--- Input records ---

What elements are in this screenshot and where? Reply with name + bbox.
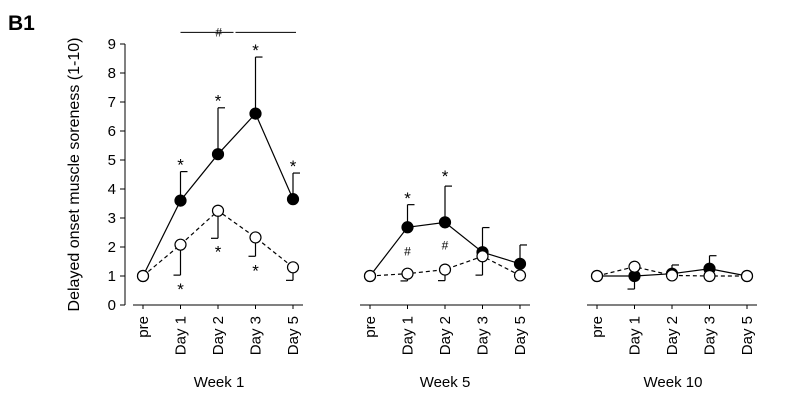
significance-star: *: [215, 242, 222, 261]
significance-star: *: [177, 155, 184, 174]
y-tick-label: 6: [108, 123, 116, 140]
x-tick-label: pre: [362, 316, 379, 338]
series-filled: [142, 56, 300, 277]
x-tick-label: Day 1: [627, 316, 644, 355]
data-point-open: [136, 269, 150, 283]
significance-hash: #: [442, 239, 449, 253]
panel-label: B1: [8, 12, 35, 35]
significance-star: *: [215, 92, 222, 111]
x-tick-label: Day 1: [400, 316, 417, 355]
significance-star: *: [252, 261, 259, 280]
y-tick-label: 5: [108, 152, 116, 169]
y-tick-label: 1: [108, 268, 116, 285]
data-point-open: [286, 261, 300, 274]
x-tick-label: Day 2: [664, 316, 681, 355]
data-point-open: [363, 269, 377, 283]
y-tick-label: 9: [108, 36, 116, 53]
data-point-open: [174, 238, 187, 251]
group-label: Week 10: [644, 374, 703, 391]
group-0: pre Day 1 Day 2 Day 3 Day 5 Week 1 * * * * * * * #: [133, 25, 303, 391]
data-point-open: [665, 269, 679, 282]
y-tick-label: 4: [108, 181, 116, 198]
data-point-filled: [513, 257, 527, 270]
x-tick-label: pre: [589, 316, 606, 338]
data-point-open: [740, 269, 754, 283]
x-tick-label: Day 2: [210, 316, 227, 355]
data-point-open: [211, 204, 225, 217]
data-point-filled: [286, 193, 300, 206]
y-tick-label: 8: [108, 65, 116, 82]
bracket-label: #: [215, 25, 222, 39]
data-point-filled: [401, 221, 414, 234]
series-line: [369, 255, 521, 277]
data-point-filled: [249, 107, 262, 120]
data-point-filled: [438, 216, 452, 229]
data-point-open: [628, 260, 641, 273]
significance-star: *: [252, 41, 259, 60]
x-tick-label: Day 3: [702, 316, 719, 355]
group-1: pre Day 1 Day 2 Day 3 Day 5 Week 5 * * # #: [360, 167, 530, 391]
y-tick-label: 3: [108, 210, 116, 227]
data-point-open: [401, 267, 414, 280]
x-tick-label: Day 5: [512, 316, 529, 355]
x-tick-label: Day 5: [739, 316, 756, 355]
data-point-open: [703, 269, 716, 283]
x-tick-label: Day 2: [437, 316, 454, 355]
data-point-open: [249, 231, 262, 244]
significance-star: *: [404, 189, 411, 208]
significance-star: *: [290, 157, 297, 176]
group-label: Week 1: [194, 374, 245, 391]
data-point-open: [438, 263, 452, 276]
x-tick-label: Day 1: [173, 316, 190, 355]
x-tick-label: pre: [135, 316, 152, 338]
group-label: Week 5: [420, 374, 471, 391]
significance-star: *: [177, 280, 184, 299]
data-point-open: [590, 269, 604, 283]
y-tick-label: 2: [108, 239, 116, 256]
y-tick-label: 7: [108, 94, 116, 111]
significance-hash: #: [404, 244, 411, 258]
y-axis-label: Delayed onset muscle soreness (1-10): [66, 38, 83, 312]
x-tick-label: Day 3: [248, 316, 265, 355]
series-filled: [369, 185, 527, 277]
x-tick-label: Day 5: [285, 316, 302, 355]
data-point-open: [476, 250, 489, 263]
data-point-filled: [211, 148, 225, 161]
group-2: pre Day 1 Day 2 Day 3 Day 5 Week 10: [587, 255, 757, 391]
y-tick-label: 0: [108, 297, 116, 314]
x-tick-label: Day 3: [475, 316, 492, 355]
data-point-open: [513, 269, 527, 282]
significance-star: *: [442, 167, 449, 186]
data-point-filled: [174, 194, 187, 207]
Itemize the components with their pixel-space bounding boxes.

---

# [Objective]
Convert every line of the items above into a numbered list, skipping blank lines and leaving out the pictures.

# [Result for this task]
1. What elements are in this screenshot and where? Reply with name + bbox.
2. significance-star: *: [215, 242, 222, 261]
3. significance-star: *: [177, 155, 184, 174]
4. y-tick-label: 6: [108, 123, 116, 140]
5. x-tick-label: pre: [362, 316, 379, 338]
6. series-filled: [142, 56, 300, 277]
7. x-tick-label: Day 1: [627, 316, 644, 355]
8. data-point-open: [136, 269, 150, 283]
9. significance-hash: #: [442, 239, 449, 253]
10. panel-label: B1: [8, 12, 35, 35]
11. significance-star: *: [215, 92, 222, 111]
12. x-tick-label: Day 1: [400, 316, 417, 355]
13. significance-star: *: [252, 261, 259, 280]
14. y-tick-label: 5: [108, 152, 116, 169]
15. y-tick-label: 1: [108, 268, 116, 285]
16. data-point-open: [286, 261, 300, 274]
17. x-tick-label: Day 2: [664, 316, 681, 355]
18. data-point-open: [363, 269, 377, 283]
19. y-tick-label: 9: [108, 36, 116, 53]
20. data-point-open: [174, 238, 187, 251]
21. group-label: Week 10: [644, 374, 703, 391]
22. group-0: pre Day 1 Day 2 Day 3 Day 5 Week 1 * * * * * * * #: [133, 25, 303, 391]
23. data-point-open: [665, 269, 679, 282]
24. y-tick-label: 4: [108, 181, 116, 198]
25. data-point-filled: [513, 257, 527, 270]
26. x-tick-label: pre: [589, 316, 606, 338]
27. data-point-open: [740, 269, 754, 283]
28. x-tick-label: Day 2: [210, 316, 227, 355]
29. data-point-open: [211, 204, 225, 217]
30. data-point-filled: [286, 193, 300, 206]
31. y-tick-label: 8: [108, 65, 116, 82]
32. bracket-label: #: [215, 25, 222, 39]
33. data-point-filled: [401, 221, 414, 234]
34. series-line: [369, 255, 521, 277]
35. data-point-filled: [249, 107, 262, 120]
36. data-point-filled: [438, 216, 452, 229]
37. data-point-open: [628, 260, 641, 273]
38. significance-star: *: [252, 41, 259, 60]
39. x-tick-label: Day 3: [702, 316, 719, 355]
40. group-1: pre Day 1 Day 2 Day 3 Day 5 Week 5 * * # #: [360, 167, 530, 391]
41. y-tick-label: 3: [108, 210, 116, 227]
42. data-point-open: [401, 267, 414, 280]
43. x-tick-label: Day 5: [512, 316, 529, 355]
44. x-tick-label: Day 5: [739, 316, 756, 355]
45. data-point-open: [703, 269, 716, 283]
46. x-tick-label: Day 2: [437, 316, 454, 355]
47. data-point-open: [249, 231, 262, 244]
48. significance-star: *: [404, 189, 411, 208]
49. significance-star: *: [290, 157, 297, 176]
50. group-label: Week 1: [194, 374, 245, 391]
51. data-point-open: [438, 263, 452, 276]
52. x-tick-label: Day 1: [173, 316, 190, 355]
53. x-tick-label: pre: [135, 316, 152, 338]
54. group-label: Week 5: [420, 374, 471, 391]
55. significance-star: *: [177, 280, 184, 299]
56. data-point-open: [590, 269, 604, 283]
57. y-tick-label: 2: [108, 239, 116, 256]
58. y-tick-label: 7: [108, 94, 116, 111]
59. significance-hash: #: [404, 244, 411, 258]
60. y-axis-label: Delayed onset muscle soreness (1-10): [66, 38, 83, 312]
61. x-tick-label: Day 3: [248, 316, 265, 355]
62. series-filled: [369, 185, 527, 277]
63. x-tick-label: Day 5: [285, 316, 302, 355]
64. data-point-open: [476, 250, 489, 263]
65. data-point-filled: [211, 148, 225, 161]
66. group-2: pre Day 1 Day 2 Day 3 Day 5 Week 10: [587, 255, 757, 391]
67. y-tick-label: 0: [108, 297, 116, 314]
68. x-tick-label: Day 3: [475, 316, 492, 355]
69. data-point-open: [513, 269, 527, 282]
70. significance-star: *: [442, 167, 449, 186]
71. data-point-filled: [174, 194, 187, 207]
72. Itemize the components with their pixel-space bounding boxes.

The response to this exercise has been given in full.